RECORD EXTRACTS
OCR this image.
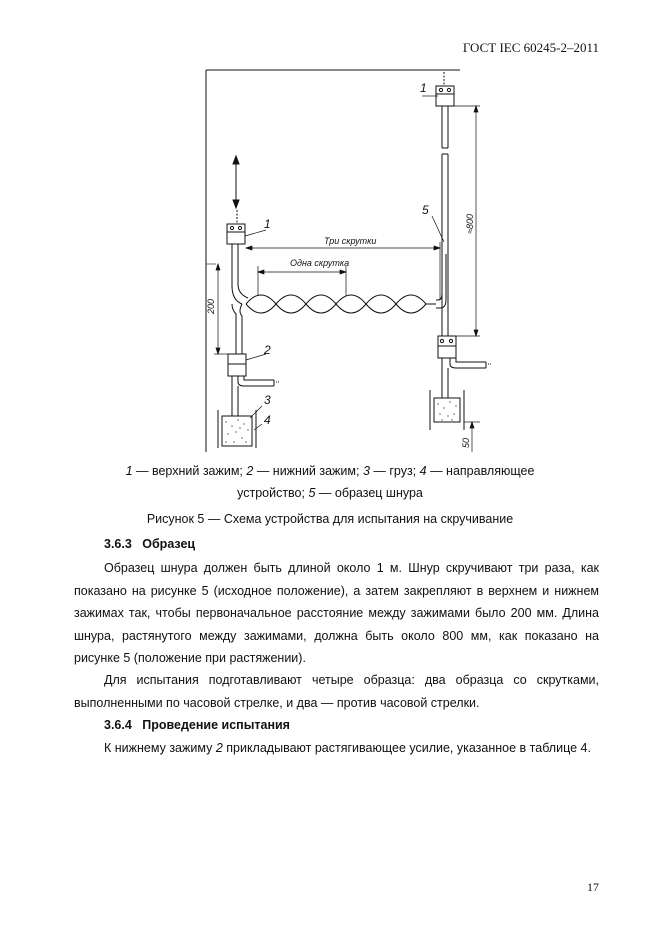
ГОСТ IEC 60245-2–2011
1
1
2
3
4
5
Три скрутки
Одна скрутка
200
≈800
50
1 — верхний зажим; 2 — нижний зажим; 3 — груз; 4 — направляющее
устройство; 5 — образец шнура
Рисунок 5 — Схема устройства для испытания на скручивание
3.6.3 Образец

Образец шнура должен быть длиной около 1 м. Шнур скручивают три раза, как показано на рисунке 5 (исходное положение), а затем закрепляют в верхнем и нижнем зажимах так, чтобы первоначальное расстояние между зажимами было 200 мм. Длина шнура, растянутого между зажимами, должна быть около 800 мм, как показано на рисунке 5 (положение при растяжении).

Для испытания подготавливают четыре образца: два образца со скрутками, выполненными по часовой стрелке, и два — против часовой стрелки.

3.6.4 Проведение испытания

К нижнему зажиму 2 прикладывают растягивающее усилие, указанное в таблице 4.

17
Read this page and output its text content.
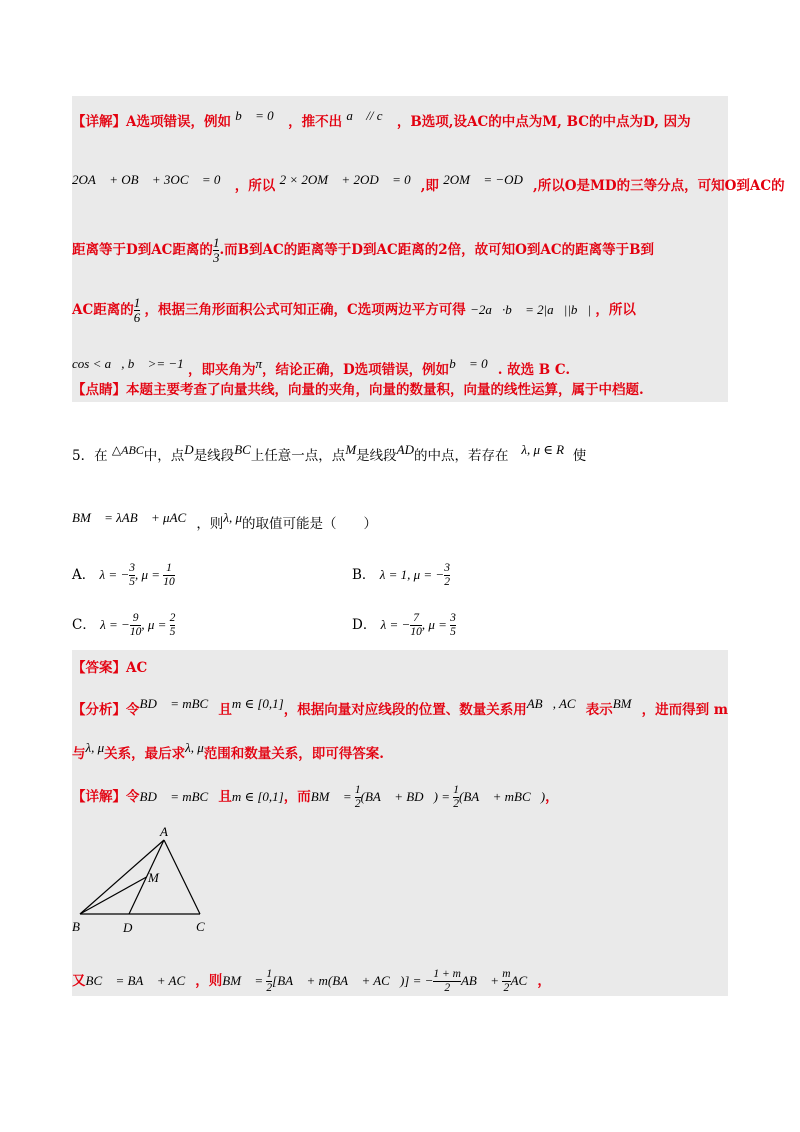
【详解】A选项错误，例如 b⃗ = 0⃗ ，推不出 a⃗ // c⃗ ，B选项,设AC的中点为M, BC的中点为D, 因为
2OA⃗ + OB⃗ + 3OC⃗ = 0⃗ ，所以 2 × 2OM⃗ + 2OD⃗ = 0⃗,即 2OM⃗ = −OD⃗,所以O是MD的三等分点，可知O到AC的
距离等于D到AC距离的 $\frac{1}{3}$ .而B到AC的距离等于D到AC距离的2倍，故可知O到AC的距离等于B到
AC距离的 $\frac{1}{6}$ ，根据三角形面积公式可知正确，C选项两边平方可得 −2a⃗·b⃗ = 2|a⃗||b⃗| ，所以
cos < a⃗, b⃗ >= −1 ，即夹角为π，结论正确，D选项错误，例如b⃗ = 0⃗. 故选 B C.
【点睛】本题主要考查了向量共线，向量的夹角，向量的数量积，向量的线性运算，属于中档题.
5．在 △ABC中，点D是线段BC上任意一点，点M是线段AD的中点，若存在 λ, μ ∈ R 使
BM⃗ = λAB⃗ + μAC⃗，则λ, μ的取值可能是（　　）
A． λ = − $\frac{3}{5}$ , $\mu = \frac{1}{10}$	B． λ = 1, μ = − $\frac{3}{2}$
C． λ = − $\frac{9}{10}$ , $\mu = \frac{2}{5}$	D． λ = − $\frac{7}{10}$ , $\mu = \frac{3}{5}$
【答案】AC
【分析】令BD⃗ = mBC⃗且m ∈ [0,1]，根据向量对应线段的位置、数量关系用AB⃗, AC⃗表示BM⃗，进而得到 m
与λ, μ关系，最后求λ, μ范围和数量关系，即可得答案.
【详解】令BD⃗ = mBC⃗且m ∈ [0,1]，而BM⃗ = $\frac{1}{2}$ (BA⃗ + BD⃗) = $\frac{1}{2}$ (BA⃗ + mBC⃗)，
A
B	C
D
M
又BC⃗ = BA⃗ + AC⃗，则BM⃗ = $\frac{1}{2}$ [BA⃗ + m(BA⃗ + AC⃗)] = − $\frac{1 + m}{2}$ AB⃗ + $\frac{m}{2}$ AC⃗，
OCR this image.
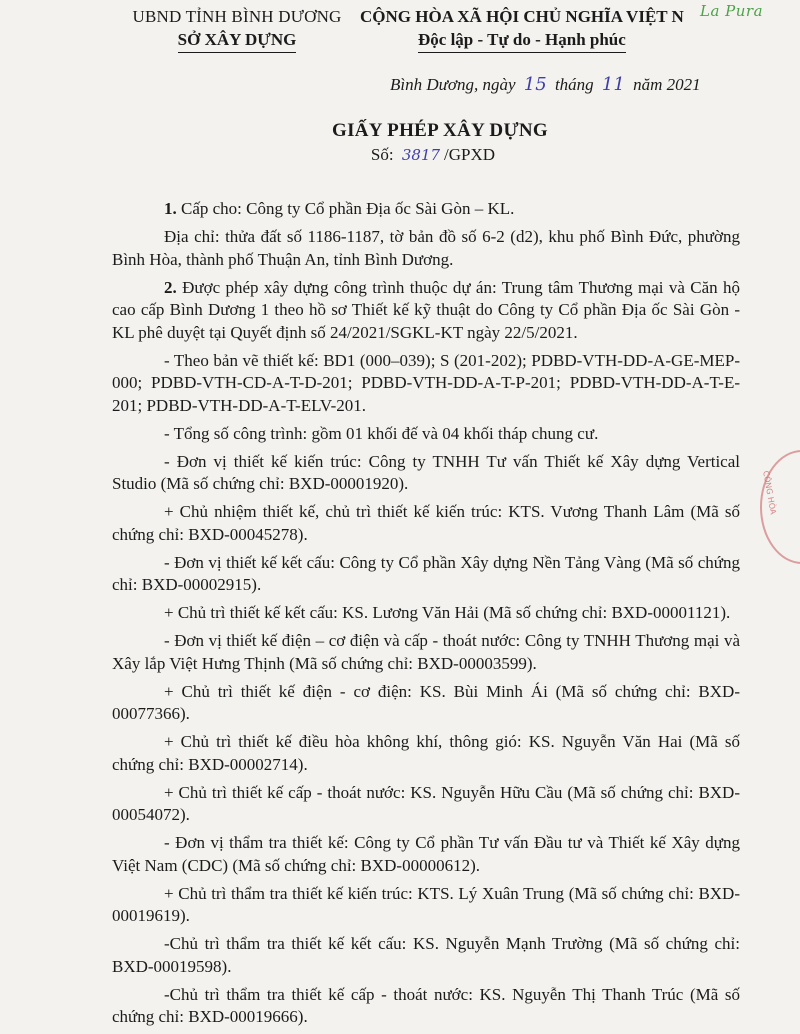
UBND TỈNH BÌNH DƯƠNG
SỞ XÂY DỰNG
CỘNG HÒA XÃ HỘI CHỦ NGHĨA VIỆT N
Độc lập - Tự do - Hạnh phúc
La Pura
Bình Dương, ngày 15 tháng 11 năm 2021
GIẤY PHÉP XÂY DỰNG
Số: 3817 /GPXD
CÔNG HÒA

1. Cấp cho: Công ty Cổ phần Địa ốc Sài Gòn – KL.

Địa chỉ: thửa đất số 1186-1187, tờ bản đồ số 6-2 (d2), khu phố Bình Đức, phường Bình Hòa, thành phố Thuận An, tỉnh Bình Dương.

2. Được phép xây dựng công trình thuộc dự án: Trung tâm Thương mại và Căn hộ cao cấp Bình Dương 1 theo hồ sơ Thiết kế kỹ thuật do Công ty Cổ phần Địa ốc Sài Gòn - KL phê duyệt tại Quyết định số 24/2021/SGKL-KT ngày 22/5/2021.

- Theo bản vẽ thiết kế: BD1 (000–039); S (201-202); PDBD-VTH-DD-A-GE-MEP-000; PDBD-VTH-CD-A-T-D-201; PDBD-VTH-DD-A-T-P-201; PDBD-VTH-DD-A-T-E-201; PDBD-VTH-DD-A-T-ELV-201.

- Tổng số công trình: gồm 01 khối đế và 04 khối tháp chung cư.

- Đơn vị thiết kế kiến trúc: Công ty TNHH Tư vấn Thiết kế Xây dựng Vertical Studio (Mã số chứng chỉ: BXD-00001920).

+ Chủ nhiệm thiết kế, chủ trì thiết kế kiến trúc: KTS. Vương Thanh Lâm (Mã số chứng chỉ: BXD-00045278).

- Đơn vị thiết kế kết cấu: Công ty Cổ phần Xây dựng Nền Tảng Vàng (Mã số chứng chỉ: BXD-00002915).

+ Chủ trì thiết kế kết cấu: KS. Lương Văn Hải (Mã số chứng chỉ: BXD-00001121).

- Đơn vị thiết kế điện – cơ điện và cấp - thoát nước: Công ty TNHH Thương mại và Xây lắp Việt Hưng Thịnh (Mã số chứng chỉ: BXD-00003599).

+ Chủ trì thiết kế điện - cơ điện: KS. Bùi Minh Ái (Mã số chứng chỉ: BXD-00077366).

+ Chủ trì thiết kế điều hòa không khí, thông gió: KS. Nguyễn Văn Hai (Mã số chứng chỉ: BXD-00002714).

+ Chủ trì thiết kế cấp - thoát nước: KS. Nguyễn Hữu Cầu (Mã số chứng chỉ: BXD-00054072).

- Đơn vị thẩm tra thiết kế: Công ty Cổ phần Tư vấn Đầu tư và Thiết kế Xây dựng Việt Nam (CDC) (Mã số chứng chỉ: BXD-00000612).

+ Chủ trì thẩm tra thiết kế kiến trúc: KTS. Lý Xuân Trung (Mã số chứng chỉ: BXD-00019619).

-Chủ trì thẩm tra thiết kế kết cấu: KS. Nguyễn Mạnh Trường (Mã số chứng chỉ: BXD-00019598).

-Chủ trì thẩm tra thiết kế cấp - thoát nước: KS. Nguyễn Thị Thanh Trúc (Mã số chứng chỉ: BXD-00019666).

WRITTEN EXERCISE
Reproduce the material word for word. Any pictures should be left out of the copy.

FINAL RESULT
OCR this image.
ГОСТ IEC 60245-2–2011
1
1
2
3
4
5
Три скрутки
Одна скрутка
200
≈800
50
1 — верхний зажим; 2 — нижний зажим; 3 — груз; 4 — направляющее
устройство; 5 — образец шнура
Рисунок 5 — Схема устройства для испытания на скручивание
3.6.3 Образец

Образец шнура должен быть длиной около 1 м. Шнур скручивают три раза, как показано на рисунке 5 (исходное положение), а затем закрепляют в верхнем и нижнем зажимах так, чтобы первоначальное расстояние между зажимами было 200 мм. Длина шнура, растянутого между зажимами, должна быть около 800 мм, как показано на рисунке 5 (положение при растяжении).

Для испытания подготавливают четыре образца: два образца со скрутками, выполненными по часовой стрелке, и два — против часовой стрелки.

3.6.4 Проведение испытания

К нижнему зажиму 2 прикладывают растягивающее усилие, указанное в таблице 4.

17
Read this page and output its text content.
【详解】A选项错误，例如 b⃗ = 0⃗ ，推不出 a⃗ // c⃗ ，B选项,设AC的中点为M, BC的中点为D, 因为
2OA⃗ + OB⃗ + 3OC⃗ = 0⃗ ，所以 2 × 2OM⃗ + 2OD⃗ = 0⃗,即 2OM⃗ = −OD⃗,所以O是MD的三等分点，可知O到AC的
距离等于D到AC距离的 $\frac{1}{3}$ .而B到AC的距离等于D到AC距离的2倍，故可知O到AC的距离等于B到
AC距离的 $\frac{1}{6}$ ，根据三角形面积公式可知正确，C选项两边平方可得 −2a⃗·b⃗ = 2|a⃗||b⃗| ，所以
cos < a⃗, b⃗ >= −1 ，即夹角为π，结论正确，D选项错误，例如b⃗ = 0⃗. 故选 B C.
【点睛】本题主要考查了向量共线，向量的夹角，向量的数量积，向量的线性运算，属于中档题.
5．在 △ABC中，点D是线段BC上任意一点，点M是线段AD的中点，若存在 λ, μ ∈ R 使
BM⃗ = λAB⃗ + μAC⃗，则λ, μ的取值可能是（　　）
A． λ = − $\frac{3}{5}$ , $\mu = \frac{1}{10}$	B． λ = 1, μ = − $\frac{3}{2}$
C． λ = − $\frac{9}{10}$ , $\mu = \frac{2}{5}$	D． λ = − $\frac{7}{10}$ , $\mu = \frac{3}{5}$
【答案】AC
【分析】令BD⃗ = mBC⃗且m ∈ [0,1]，根据向量对应线段的位置、数量关系用AB⃗, AC⃗表示BM⃗，进而得到 m
与λ, μ关系，最后求λ, μ范围和数量关系，即可得答案.
【详解】令BD⃗ = mBC⃗且m ∈ [0,1]，而BM⃗ = $\frac{1}{2}$ (BA⃗ + BD⃗) = $\frac{1}{2}$ (BA⃗ + mBC⃗)，
A
B	C
D
M
又BC⃗ = BA⃗ + AC⃗，则BM⃗ = $\frac{1}{2}$ [BA⃗ + m(BA⃗ + AC⃗)] = − $\frac{1 + m}{2}$ AB⃗ + $\frac{m}{2}$ AC⃗，
OCR this image.
UBND TỈNH BÌNH DƯƠNG
SỞ XÂY DỰNG
CỘNG HÒA XÃ HỘI CHỦ NGHĨA VIỆT N
Độc lập - Tự do - Hạnh phúc
La Pura
Bình Dương, ngày 15 tháng 11 năm 2021
GIẤY PHÉP XÂY DỰNG
Số: 3817 /GPXD
CÔNG HÒA

1. Cấp cho: Công ty Cổ phần Địa ốc Sài Gòn – KL.

Địa chỉ: thửa đất số 1186-1187, tờ bản đồ số 6-2 (d2), khu phố Bình Đức, phường Bình Hòa, thành phố Thuận An, tỉnh Bình Dương.

2. Được phép xây dựng công trình thuộc dự án: Trung tâm Thương mại và Căn hộ cao cấp Bình Dương 1 theo hồ sơ Thiết kế kỹ thuật do Công ty Cổ phần Địa ốc Sài Gòn - KL phê duyệt tại Quyết định số 24/2021/SGKL-KT ngày 22/5/2021.

- Theo bản vẽ thiết kế: BD1 (000–039); S (201-202); PDBD-VTH-DD-A-GE-MEP-000; PDBD-VTH-CD-A-T-D-201; PDBD-VTH-DD-A-T-P-201; PDBD-VTH-DD-A-T-E-201; PDBD-VTH-DD-A-T-ELV-201.

- Tổng số công trình: gồm 01 khối đế và 04 khối tháp chung cư.

- Đơn vị thiết kế kiến trúc: Công ty TNHH Tư vấn Thiết kế Xây dựng Vertical Studio (Mã số chứng chỉ: BXD-00001920).

+ Chủ nhiệm thiết kế, chủ trì thiết kế kiến trúc: KTS. Vương Thanh Lâm (Mã số chứng chỉ: BXD-00045278).

- Đơn vị thiết kế kết cấu: Công ty Cổ phần Xây dựng Nền Tảng Vàng (Mã số chứng chỉ: BXD-00002915).

+ Chủ trì thiết kế kết cấu: KS. Lương Văn Hải (Mã số chứng chỉ: BXD-00001121).

- Đơn vị thiết kế điện – cơ điện và cấp - thoát nước: Công ty TNHH Thương mại và Xây lắp Việt Hưng Thịnh (Mã số chứng chỉ: BXD-00003599).

+ Chủ trì thiết kế điện - cơ điện: KS. Bùi Minh Ái (Mã số chứng chỉ: BXD-00077366).

+ Chủ trì thiết kế điều hòa không khí, thông gió: KS. Nguyễn Văn Hai (Mã số chứng chỉ: BXD-00002714).

+ Chủ trì thiết kế cấp - thoát nước: KS. Nguyễn Hữu Cầu (Mã số chứng chỉ: BXD-00054072).

- Đơn vị thẩm tra thiết kế: Công ty Cổ phần Tư vấn Đầu tư và Thiết kế Xây dựng Việt Nam (CDC) (Mã số chứng chỉ: BXD-00000612).

+ Chủ trì thẩm tra thiết kế kiến trúc: KTS. Lý Xuân Trung (Mã số chứng chỉ: BXD-00019619).

-Chủ trì thẩm tra thiết kế kết cấu: KS. Nguyễn Mạnh Trường (Mã số chứng chỉ: BXD-00019598).

-Chủ trì thẩm tra thiết kế cấp - thoát nước: KS. Nguyễn Thị Thanh Trúc (Mã số chứng chỉ: BXD-00019666).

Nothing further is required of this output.